-- Start of Supplied material --

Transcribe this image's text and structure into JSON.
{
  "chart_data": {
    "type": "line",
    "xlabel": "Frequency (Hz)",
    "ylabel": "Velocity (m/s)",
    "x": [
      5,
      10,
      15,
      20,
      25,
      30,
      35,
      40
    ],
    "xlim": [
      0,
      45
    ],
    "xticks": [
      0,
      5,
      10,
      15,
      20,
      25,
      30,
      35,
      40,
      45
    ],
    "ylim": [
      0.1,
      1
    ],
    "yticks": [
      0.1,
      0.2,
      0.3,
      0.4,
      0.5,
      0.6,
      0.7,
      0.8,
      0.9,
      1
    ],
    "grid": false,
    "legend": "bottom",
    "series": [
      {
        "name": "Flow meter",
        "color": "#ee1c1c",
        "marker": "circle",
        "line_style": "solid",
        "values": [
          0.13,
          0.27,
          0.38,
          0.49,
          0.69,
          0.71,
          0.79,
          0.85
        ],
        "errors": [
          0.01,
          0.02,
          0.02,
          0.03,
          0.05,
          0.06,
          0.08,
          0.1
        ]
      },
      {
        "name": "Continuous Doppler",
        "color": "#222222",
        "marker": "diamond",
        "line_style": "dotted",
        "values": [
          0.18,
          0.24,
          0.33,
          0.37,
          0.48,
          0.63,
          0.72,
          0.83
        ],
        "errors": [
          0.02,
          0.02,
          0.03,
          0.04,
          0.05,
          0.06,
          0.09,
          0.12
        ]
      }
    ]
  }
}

-- End of Supplied material --

Exact copies of all the records are required.

Transcribe this image's text and structure into JSON.
{
  "chart_data": {
    "type": "line",
    "xlabel": "Frequency (Hz)",
    "ylabel": "Velocity (m/s)",
    "x": [
      5,
      10,
      15,
      20,
      25,
      30,
      35,
      40
    ],
    "xlim": [
      0,
      45
    ],
    "xticks": [
      0,
      5,
      10,
      15,
      20,
      25,
      30,
      35,
      40,
      45
    ],
    "ylim": [
      0.1,
      1
    ],
    "yticks": [
      0.1,
      0.2,
      0.3,
      0.4,
      0.5,
      0.6,
      0.7,
      0.8,
      0.9,
      1
    ],
    "grid": false,
    "legend": "bottom",
    "series": [
      {
        "name": "Flow meter",
        "color": "#ee1c1c",
        "marker": "circle",
        "line_style": "solid",
        "values": [
          0.13,
          0.27,
          0.38,
          0.49,
          0.69,
          0.71,
          0.79,
          0.85
        ],
        "errors": [
          0.01,
          0.02,
          0.02,
          0.03,
          0.05,
          0.06,
          0.08,
          0.1
        ]
      },
      {
        "name": "Continuous Doppler",
        "color": "#222222",
        "marker": "diamond",
        "line_style": "dotted",
        "values": [
          0.18,
          0.24,
          0.33,
          0.37,
          0.48,
          0.63,
          0.72,
          0.83
        ],
        "errors": [
          0.02,
          0.02,
          0.03,
          0.04,
          0.05,
          0.06,
          0.09,
          0.12
        ]
      }
    ]
  }
}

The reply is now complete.